• Objectif 1: Recopiez à l'identique, dans les enregistrements, le passage allant de la ligne qui contient "paragraph-line: 热闹了！ [190,1469,330,1504]" jusqu'à la ligne qui contient "paragraph-line: 情侣们甜蜜言语，扣手嬉笑，餐饮店铺大大的标语，也来添 [190,1411,1100,1446]", ces deux lignes comprises.

• Texte cité:

12. L’article L. 1233-30 du code du travail dispose que : " I. – Dans les entreprises ou établissements employant habituellement au moins cinquante salariés, l’employeur réunit et consulte le comité d’entreprise sur : 1° L’opération projetée et ses modalités d’application, conformément à l’article L. 2323-15 ; 2° Le projet de licenciement collectif : le nombre de suppressions d’emploi, les catégories professionnelles concernées, les critères d’ordre et le calendrier prévisionnel des licenciements, les mesures sociales d’accompagnement prévues par le plan de sauvegarde de l’emploi (…) / Le comité d’entreprise tient au moins deux réunions espacées d’au moins quinze jours. / II. – Le comité d’entreprise rend ses deux avis dans un délai qui ne peut être supérieur, à compter de la date de sa première réunion au cours de laquelle il est consulté sur les 1° et 2° du I, à : / 1° Deux mois lorsque le nombre des licenciements est inférieur à cent ; (…) « . L’article L. 1233-31 du même code dispose que » L’employeur adresse aux représentants du personnel, avec la convocation à la première réunion, tous renseignements utiles sur le projet de licenciement collectif. Il indique : / 1° La ou les raisons économiques, financières ou techniques du projet de licenciement ; / 2° Le nombre des licenciements envisagé ; / 3° Les catégories professionnelles concernées et les critères proposés pour l’ordre des licenciements ; / 4° Le nombre des salariés, permanents ou non, employés dans l’établissement ; / 5° Le calendrier prévisionnel des licenciements ; / 6° Les mesures de nature économiques envisagées ".

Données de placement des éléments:
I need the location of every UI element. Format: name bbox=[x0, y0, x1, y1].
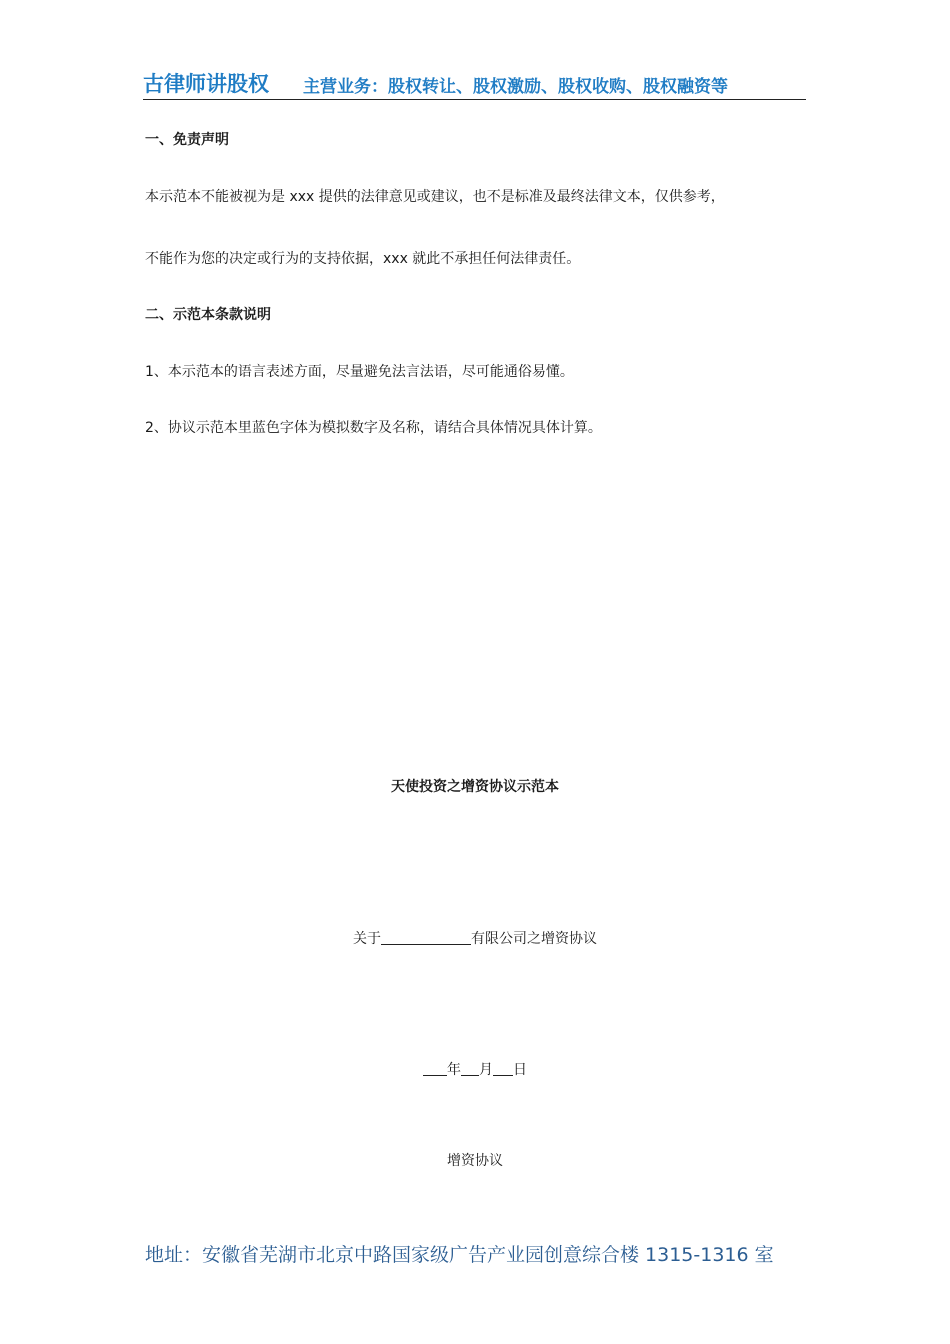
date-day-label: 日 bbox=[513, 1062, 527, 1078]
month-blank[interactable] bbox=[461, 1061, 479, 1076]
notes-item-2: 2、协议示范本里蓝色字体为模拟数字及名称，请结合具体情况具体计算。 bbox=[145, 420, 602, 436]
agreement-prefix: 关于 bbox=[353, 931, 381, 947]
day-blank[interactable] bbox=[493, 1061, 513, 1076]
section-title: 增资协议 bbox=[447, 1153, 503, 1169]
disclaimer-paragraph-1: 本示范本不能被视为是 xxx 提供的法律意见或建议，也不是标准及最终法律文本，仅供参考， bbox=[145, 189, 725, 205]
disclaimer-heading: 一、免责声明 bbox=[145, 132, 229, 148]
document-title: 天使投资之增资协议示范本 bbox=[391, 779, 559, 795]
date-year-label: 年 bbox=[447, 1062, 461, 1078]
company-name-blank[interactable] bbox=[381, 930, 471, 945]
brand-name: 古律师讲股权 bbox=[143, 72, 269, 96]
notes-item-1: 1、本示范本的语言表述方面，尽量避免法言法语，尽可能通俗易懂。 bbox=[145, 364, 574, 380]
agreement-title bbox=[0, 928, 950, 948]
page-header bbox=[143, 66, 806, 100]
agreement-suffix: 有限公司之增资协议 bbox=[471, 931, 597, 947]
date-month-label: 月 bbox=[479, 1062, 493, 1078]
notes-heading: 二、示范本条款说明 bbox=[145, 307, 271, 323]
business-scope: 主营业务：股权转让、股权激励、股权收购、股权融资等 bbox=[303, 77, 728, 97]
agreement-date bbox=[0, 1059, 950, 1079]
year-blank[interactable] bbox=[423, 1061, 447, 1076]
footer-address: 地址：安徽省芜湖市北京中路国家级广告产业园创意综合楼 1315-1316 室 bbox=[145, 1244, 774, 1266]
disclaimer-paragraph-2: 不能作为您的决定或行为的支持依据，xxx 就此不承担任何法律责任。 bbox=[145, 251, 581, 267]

--

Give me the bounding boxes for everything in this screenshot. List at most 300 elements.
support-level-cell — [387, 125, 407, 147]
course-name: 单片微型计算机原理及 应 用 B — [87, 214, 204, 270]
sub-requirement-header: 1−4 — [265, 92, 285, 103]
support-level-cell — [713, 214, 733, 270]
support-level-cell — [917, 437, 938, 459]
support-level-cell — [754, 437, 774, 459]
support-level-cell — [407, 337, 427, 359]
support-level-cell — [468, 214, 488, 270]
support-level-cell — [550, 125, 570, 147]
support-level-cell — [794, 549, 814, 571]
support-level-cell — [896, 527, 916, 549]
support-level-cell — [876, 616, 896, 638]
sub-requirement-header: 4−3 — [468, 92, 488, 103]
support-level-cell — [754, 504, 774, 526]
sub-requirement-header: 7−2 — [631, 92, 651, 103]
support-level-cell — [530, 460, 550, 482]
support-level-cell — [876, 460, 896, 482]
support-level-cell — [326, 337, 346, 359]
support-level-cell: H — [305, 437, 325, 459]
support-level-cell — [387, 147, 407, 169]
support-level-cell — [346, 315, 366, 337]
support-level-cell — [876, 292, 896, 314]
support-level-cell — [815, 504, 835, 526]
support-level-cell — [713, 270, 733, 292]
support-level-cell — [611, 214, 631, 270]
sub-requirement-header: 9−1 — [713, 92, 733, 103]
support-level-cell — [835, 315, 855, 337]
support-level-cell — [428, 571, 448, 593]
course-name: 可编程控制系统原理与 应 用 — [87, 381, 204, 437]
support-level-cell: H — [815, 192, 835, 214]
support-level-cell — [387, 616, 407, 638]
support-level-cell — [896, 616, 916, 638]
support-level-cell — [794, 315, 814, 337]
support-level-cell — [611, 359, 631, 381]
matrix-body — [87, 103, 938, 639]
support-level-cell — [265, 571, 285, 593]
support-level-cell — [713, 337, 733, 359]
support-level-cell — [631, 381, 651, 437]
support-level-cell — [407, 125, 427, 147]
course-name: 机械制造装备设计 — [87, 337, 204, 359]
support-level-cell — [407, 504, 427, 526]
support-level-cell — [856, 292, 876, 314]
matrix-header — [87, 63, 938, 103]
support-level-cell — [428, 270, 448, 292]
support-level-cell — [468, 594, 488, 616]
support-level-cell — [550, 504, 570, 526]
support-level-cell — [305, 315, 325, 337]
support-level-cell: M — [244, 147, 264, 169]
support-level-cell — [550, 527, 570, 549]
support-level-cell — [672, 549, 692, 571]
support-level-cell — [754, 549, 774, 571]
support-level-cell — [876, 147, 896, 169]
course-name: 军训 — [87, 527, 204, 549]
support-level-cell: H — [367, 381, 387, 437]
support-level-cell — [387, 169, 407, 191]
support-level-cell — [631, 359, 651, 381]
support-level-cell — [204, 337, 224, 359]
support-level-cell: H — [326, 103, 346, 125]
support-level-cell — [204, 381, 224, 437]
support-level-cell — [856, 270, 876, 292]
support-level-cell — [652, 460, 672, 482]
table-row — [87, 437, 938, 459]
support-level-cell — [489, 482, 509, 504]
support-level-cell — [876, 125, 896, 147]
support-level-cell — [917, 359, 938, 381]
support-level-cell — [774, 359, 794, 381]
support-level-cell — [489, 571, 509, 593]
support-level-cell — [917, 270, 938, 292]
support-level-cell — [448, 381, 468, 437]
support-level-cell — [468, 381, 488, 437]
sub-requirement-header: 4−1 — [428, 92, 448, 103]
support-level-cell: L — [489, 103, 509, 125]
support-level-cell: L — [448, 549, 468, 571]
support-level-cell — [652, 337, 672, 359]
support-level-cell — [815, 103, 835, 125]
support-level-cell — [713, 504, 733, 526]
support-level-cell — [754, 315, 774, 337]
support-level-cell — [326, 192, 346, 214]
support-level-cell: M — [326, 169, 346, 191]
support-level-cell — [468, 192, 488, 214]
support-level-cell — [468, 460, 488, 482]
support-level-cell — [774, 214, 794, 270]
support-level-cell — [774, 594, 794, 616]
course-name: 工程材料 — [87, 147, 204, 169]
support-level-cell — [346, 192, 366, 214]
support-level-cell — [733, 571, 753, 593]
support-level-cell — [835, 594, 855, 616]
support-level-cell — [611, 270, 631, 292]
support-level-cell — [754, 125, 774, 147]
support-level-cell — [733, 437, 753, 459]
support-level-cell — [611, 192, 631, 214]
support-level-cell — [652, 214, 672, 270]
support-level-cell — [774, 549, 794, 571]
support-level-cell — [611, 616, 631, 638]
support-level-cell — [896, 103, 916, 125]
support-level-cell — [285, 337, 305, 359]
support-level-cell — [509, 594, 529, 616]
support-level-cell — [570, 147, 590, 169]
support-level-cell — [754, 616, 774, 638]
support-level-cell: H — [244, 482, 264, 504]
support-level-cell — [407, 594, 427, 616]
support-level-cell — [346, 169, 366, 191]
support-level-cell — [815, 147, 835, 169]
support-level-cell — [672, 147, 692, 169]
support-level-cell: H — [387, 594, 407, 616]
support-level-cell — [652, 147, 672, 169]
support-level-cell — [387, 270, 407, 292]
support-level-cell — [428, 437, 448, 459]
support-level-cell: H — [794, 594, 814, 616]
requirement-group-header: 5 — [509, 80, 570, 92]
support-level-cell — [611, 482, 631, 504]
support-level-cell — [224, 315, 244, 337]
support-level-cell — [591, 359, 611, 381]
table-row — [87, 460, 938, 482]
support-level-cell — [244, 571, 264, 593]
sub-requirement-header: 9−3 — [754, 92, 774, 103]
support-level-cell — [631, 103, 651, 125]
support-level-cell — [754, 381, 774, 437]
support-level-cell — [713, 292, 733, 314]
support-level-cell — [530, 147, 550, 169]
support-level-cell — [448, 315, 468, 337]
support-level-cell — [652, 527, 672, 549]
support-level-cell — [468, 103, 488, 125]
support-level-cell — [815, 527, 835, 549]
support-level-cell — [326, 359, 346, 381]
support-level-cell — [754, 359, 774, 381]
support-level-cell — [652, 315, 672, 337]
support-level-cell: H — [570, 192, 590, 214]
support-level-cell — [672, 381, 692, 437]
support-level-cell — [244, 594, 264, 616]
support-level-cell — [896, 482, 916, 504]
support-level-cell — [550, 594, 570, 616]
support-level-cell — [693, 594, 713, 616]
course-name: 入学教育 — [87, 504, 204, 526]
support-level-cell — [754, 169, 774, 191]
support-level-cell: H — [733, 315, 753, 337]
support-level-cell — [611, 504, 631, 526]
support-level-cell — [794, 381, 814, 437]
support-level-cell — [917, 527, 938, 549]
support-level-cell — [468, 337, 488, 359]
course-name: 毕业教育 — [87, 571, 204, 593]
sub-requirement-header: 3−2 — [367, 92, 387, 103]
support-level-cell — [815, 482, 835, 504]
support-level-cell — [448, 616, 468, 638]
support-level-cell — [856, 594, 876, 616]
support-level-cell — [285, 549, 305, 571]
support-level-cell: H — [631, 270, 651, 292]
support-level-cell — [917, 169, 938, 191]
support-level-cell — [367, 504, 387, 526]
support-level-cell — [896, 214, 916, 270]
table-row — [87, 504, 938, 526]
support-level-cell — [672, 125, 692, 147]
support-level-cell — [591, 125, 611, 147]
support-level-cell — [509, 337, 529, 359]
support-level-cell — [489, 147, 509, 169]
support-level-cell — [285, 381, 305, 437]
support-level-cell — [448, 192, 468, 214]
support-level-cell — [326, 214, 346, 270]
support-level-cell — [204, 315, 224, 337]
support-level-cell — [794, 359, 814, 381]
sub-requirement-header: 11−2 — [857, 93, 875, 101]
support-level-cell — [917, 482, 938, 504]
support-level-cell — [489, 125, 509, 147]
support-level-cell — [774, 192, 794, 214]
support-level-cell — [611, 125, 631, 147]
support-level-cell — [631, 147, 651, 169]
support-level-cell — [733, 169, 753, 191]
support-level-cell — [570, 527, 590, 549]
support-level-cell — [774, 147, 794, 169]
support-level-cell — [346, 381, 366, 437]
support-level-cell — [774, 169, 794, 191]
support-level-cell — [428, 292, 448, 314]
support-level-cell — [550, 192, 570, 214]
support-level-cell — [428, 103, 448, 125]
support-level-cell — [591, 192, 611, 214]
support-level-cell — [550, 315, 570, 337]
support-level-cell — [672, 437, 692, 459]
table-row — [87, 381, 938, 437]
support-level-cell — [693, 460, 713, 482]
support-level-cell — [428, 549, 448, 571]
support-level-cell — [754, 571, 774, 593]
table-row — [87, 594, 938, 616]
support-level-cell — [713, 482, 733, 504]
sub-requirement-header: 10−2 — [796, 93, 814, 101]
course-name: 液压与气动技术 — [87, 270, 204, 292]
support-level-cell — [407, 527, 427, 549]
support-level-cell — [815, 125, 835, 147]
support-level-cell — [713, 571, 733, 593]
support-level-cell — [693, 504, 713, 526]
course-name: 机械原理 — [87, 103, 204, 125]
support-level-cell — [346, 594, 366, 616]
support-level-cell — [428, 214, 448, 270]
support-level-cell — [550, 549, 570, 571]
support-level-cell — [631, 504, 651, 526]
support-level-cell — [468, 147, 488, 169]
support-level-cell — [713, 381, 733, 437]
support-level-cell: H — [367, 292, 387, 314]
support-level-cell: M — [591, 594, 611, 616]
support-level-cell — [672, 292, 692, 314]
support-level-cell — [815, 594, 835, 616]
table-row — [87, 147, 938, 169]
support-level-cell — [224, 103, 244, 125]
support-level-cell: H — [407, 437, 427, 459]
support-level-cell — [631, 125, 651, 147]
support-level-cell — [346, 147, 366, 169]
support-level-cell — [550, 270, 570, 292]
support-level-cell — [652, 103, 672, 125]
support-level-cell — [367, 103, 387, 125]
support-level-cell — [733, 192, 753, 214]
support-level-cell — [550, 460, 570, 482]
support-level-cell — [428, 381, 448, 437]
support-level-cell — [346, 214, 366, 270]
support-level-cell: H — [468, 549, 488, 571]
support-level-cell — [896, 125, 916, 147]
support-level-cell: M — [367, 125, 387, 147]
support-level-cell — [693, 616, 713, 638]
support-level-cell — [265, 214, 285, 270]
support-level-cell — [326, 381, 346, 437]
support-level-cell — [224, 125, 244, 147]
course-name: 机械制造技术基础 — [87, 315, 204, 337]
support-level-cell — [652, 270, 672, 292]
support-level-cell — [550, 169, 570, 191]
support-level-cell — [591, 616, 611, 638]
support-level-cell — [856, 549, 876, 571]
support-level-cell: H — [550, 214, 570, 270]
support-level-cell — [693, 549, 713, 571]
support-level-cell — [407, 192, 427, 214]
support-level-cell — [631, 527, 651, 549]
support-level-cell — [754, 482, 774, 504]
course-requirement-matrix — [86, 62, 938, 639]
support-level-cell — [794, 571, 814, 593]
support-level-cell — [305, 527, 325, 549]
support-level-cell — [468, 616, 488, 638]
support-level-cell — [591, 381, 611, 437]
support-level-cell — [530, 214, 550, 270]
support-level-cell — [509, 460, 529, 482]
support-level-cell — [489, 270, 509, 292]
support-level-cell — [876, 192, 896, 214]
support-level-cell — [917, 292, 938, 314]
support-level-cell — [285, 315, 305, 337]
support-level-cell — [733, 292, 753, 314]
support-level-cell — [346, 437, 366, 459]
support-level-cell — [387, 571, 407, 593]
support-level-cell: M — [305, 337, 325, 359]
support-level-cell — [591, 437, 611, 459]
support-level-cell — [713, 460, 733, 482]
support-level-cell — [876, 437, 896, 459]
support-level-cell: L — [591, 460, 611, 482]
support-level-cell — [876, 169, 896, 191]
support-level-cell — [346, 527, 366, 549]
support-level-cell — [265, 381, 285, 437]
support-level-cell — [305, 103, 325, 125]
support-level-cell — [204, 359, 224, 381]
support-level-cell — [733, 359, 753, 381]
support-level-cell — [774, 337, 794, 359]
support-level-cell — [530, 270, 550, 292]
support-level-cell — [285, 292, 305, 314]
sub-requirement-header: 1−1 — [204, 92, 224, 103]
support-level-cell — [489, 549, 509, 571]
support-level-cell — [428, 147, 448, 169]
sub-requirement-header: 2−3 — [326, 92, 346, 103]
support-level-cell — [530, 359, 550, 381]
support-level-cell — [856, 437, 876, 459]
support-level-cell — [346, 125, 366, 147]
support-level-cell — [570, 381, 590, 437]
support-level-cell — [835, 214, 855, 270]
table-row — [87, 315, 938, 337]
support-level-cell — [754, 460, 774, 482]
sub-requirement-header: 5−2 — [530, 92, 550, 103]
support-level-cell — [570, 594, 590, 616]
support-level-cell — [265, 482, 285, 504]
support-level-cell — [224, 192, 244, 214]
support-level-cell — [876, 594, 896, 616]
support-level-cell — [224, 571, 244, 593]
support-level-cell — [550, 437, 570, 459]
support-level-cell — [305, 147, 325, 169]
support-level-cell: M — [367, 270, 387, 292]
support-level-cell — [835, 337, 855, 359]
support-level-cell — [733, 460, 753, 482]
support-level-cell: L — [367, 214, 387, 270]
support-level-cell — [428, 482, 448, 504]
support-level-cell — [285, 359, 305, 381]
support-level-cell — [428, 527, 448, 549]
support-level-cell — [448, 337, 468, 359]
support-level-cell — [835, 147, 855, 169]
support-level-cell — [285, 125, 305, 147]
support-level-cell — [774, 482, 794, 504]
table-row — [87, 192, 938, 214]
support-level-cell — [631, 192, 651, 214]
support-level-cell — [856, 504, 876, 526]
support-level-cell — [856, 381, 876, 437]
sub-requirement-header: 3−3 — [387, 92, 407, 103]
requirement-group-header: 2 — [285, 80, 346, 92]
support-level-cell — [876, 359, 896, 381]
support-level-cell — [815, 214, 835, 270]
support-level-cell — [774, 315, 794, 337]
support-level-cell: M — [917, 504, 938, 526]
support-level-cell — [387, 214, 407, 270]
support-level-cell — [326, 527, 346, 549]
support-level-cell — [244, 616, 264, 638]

...

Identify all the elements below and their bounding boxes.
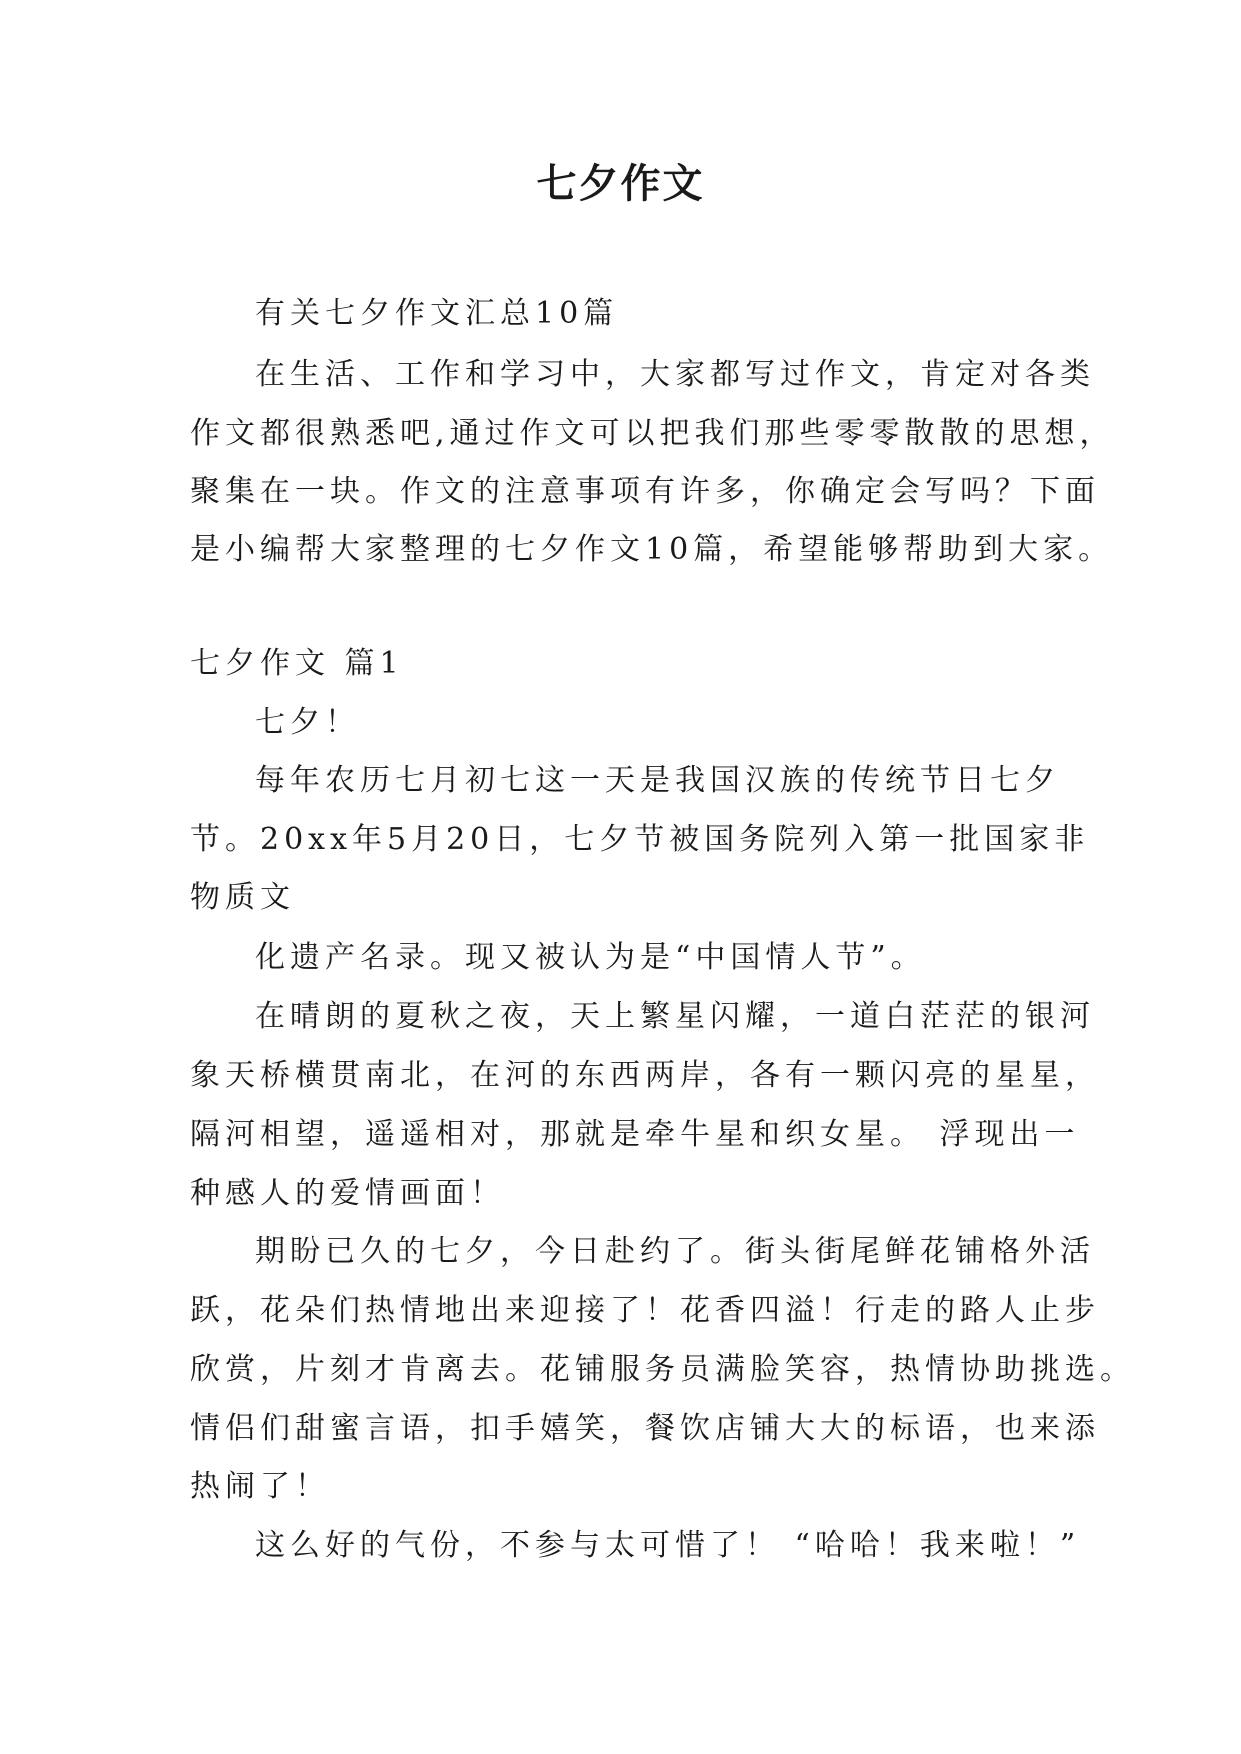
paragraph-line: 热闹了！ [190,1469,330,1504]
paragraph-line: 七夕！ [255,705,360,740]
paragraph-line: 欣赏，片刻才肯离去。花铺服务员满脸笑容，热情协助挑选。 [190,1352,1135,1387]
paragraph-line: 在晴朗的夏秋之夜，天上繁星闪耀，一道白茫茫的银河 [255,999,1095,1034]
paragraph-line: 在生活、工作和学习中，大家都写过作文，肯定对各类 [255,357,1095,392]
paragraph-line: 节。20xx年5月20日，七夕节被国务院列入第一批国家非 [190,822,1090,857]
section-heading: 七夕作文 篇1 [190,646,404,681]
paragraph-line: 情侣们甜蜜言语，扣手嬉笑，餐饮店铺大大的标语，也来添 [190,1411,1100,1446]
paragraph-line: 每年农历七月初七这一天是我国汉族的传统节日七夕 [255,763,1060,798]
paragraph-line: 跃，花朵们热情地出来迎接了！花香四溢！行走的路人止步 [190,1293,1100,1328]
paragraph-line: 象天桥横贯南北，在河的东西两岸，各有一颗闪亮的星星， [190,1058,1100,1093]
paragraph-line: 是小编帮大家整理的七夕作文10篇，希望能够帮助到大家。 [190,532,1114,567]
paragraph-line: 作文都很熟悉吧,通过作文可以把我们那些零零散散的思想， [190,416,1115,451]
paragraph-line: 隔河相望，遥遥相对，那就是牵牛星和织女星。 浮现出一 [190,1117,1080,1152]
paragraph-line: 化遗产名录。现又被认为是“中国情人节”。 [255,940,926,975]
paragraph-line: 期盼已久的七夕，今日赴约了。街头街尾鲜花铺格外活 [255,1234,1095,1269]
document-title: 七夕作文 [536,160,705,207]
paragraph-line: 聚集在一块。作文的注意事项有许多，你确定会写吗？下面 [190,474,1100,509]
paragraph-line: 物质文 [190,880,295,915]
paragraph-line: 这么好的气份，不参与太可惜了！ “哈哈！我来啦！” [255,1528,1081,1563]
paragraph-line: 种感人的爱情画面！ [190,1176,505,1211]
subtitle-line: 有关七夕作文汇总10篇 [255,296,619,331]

• Objectif 2: Poursuivez l'extrait sur la consultation du comité d'entreprise lors d'un licenciement collectif à partir de l'endroit où il s'arrête.

• Réponse rédigée 1:
paragraph-line: 热闹了！ [190,1469,330,1504]
paragraph-line: 七夕！ [255,705,360,740]
paragraph-line: 欣赏，片刻才肯离去。花铺服务员满脸笑容，热情协助挑选。 [190,1352,1135,1387]
paragraph-line: 在晴朗的夏秋之夜，天上繁星闪耀，一道白茫茫的银河 [255,999,1095,1034]
paragraph-line: 在生活、工作和学习中，大家都写过作文，肯定对各类 [255,357,1095,392]
paragraph-line: 节。20xx年5月20日，七夕节被国务院列入第一批国家非 [190,822,1090,857]
section-heading: 七夕作文 篇1 [190,646,404,681]
paragraph-line: 情侣们甜蜜言语，扣手嬉笑，餐饮店铺大大的标语，也来添 [190,1411,1100,1446]

• Réponse rédigée 2:
13. Il résulte des dispositions citées ci-dessus que, lorsqu’elle est saisie par un employeur d’une demande d’homologation d’un document élaboré en application de l’article L. 1233-24-4 du code du travail et fixant le contenu d’un plan de sauvegarde de l’emploi, il appartient à l’administration de s’assurer, sous le contrôle du juge de l’excès de pouvoir, que la procédure d’information et de consultation du comité d’entreprise a été régulière. Elle ne peut légalement accorder l’homologation demandée que si ce comité a été mis à même d’émettre régulièrement un avis, d’une part, sur l’opération projetée et ses modalités d’application et, d’autre part, sur le projet de licenciement collectif et le plan de sauvegarde de l’emploi. Il appartient à ce titre à l’administration de s’assurer que l’employeur a adressé au comité d’entreprise, avec la convocation à sa première réunion, ainsi que, le cas échéant, en réponses à des demandes exprimées par le comité, tous éléments utiles pour qu’il formule ses deux avis en toute connaissance de cause. Lorsque l’assistance d’un expert-comptable a été demandée selon les modalités prévues par les dispositions des articles L. 1233-34 et L. 1233-35 du code du travail, l’administration doit s’assurer que celui-ci a pu exercer sa mission dans des conditions permettant au comité d’entreprise de formuler ses avis e toute connaissance de cause.

1 – S’agissant du moyen tiré de l’absence de qualité de la présidente du comité d’entreprise :

14. Le comité d’entreprise soutient, d’une part, que, durant la procédure d’information et de consultation, la présidence du comité d’entreprise a été assurée par la responsable des ressources humaines au sein de la société, qui ne justifiait pas d’une délégation de l’employeur, et il est reproché à la présidente d’avoir constamment différé, faute de disposer d’une autorité suffisante au sein de la société, les réponses à apporter aux questions posées par les membres du comité d’entreprise et, ainsi, d’avoir nui à une bonne information du comité d’entreprise, et, d’autre part, que l’administration ne s’est pas livrée à un contrôle de l’habilitation dont disposait la présidente du comité d’entreprise.

15. L’article L. 2325-1 du code du travail dispose que « Le comité d’entreprise (…) est présidé par l’employeur, assisté éventuellement de deux collaborateurs qui ont voix consultative » et l’article L. 2325-18 du même code dispose que «  (…) Le président du comité ne participe pas au vote lorsqu’il consulte les membres élus du comité en tant que délégation du personnel ».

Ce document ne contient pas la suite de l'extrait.